Provided records start

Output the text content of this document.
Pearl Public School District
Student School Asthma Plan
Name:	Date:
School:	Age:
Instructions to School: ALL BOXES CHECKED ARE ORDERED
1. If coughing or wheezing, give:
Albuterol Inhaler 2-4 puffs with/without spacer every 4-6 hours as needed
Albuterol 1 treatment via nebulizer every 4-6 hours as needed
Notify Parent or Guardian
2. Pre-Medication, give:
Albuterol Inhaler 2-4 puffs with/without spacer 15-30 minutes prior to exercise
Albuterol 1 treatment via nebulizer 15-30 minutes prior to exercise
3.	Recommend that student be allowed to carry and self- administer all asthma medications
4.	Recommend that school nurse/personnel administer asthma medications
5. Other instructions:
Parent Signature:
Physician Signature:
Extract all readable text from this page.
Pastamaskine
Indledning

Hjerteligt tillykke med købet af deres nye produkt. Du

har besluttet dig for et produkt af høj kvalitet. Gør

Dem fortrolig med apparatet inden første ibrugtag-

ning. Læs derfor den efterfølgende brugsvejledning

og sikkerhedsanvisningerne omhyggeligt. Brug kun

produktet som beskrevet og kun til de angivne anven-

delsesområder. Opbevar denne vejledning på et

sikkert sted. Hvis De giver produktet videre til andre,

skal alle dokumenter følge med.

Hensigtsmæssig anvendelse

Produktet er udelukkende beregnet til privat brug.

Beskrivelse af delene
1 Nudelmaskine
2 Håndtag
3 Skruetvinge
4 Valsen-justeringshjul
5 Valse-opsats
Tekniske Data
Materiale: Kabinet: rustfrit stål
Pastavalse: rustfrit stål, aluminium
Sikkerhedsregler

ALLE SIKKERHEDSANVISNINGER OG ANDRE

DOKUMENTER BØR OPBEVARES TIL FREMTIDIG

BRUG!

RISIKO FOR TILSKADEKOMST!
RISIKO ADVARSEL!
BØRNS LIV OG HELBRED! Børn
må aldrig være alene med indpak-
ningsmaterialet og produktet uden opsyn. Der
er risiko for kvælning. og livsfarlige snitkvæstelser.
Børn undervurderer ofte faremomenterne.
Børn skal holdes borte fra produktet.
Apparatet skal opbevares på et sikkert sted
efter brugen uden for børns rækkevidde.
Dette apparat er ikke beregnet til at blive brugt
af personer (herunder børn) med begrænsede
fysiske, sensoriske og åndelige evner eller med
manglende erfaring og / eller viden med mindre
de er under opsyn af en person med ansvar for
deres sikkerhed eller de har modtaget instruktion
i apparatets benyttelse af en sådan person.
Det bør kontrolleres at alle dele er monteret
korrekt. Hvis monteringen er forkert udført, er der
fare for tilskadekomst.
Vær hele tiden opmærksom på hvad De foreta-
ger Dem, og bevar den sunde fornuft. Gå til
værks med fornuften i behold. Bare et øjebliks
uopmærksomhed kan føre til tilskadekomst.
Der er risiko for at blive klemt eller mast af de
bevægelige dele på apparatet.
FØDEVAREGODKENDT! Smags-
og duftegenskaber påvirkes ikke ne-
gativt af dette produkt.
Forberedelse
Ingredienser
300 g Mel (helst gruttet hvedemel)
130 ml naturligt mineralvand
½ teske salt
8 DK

Provided records end
Provided records start

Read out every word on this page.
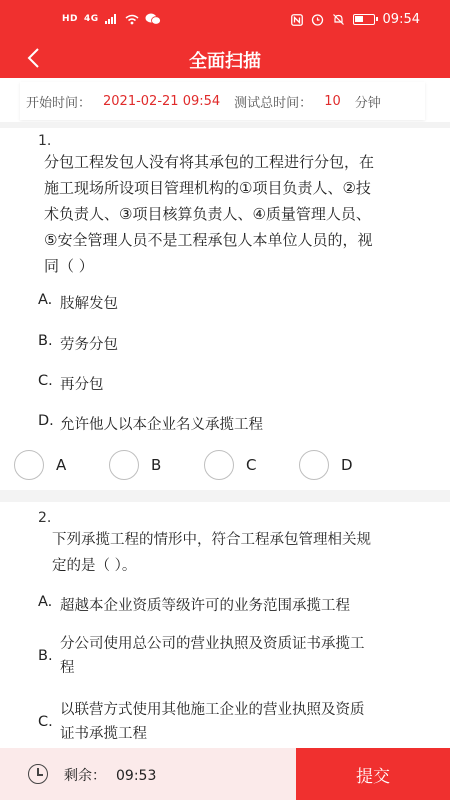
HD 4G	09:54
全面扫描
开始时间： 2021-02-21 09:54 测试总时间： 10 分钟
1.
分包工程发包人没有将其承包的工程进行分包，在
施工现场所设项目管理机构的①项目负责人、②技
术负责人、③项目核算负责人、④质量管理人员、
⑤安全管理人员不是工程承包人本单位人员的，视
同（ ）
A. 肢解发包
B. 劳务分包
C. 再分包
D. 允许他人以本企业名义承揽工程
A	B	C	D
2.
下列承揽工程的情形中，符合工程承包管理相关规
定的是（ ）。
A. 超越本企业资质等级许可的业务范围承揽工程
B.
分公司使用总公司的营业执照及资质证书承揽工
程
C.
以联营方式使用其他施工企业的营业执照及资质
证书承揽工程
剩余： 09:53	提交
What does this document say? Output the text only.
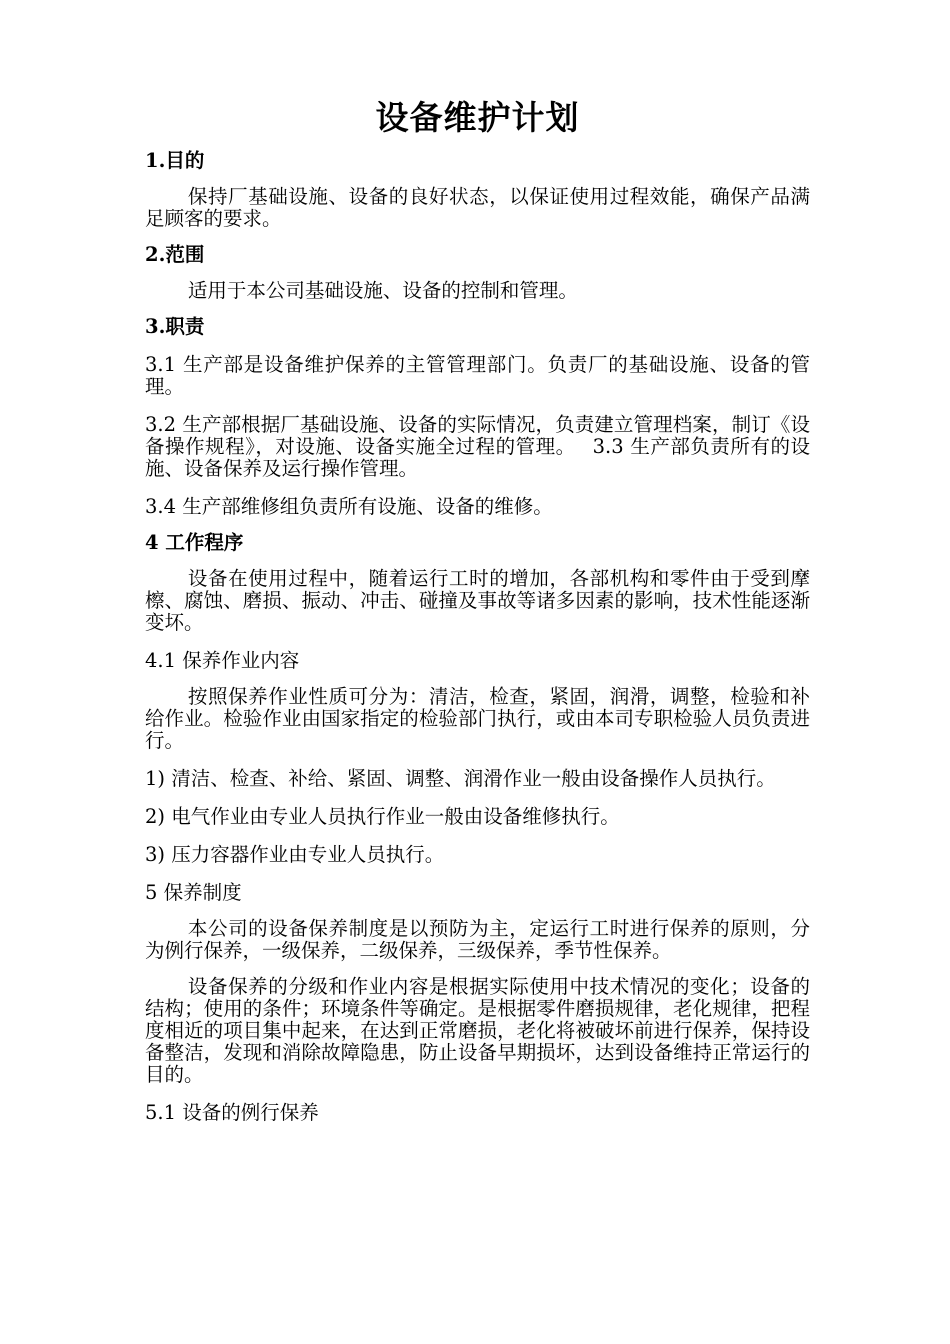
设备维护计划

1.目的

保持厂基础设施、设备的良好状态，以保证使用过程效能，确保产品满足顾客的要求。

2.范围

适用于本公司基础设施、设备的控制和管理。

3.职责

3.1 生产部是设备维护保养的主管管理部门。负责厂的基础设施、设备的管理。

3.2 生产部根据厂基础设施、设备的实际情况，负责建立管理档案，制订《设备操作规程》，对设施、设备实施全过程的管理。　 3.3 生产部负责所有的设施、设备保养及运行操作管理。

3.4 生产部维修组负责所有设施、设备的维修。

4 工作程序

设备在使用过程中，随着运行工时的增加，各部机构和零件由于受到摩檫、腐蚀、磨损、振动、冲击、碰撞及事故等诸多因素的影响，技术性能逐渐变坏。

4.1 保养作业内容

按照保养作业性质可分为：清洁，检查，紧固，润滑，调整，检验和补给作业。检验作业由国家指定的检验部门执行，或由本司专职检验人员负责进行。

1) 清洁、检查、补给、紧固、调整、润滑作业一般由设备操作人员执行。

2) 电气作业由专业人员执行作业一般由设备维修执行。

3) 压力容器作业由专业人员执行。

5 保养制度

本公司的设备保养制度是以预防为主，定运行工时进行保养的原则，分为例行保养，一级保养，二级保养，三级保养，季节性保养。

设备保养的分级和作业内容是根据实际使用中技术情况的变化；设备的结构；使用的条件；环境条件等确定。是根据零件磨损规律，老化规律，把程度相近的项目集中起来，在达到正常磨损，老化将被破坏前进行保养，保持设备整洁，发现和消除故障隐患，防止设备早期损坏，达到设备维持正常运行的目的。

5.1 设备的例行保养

Provided records end

_Task to carry out_
Check every line of the data above for the string "sikkert", and copy those that have it.

_Finished answer_
sikkert sted. Hvis De giver produktet videre til andre,
Apparatet skal opbevares på et sikkert sted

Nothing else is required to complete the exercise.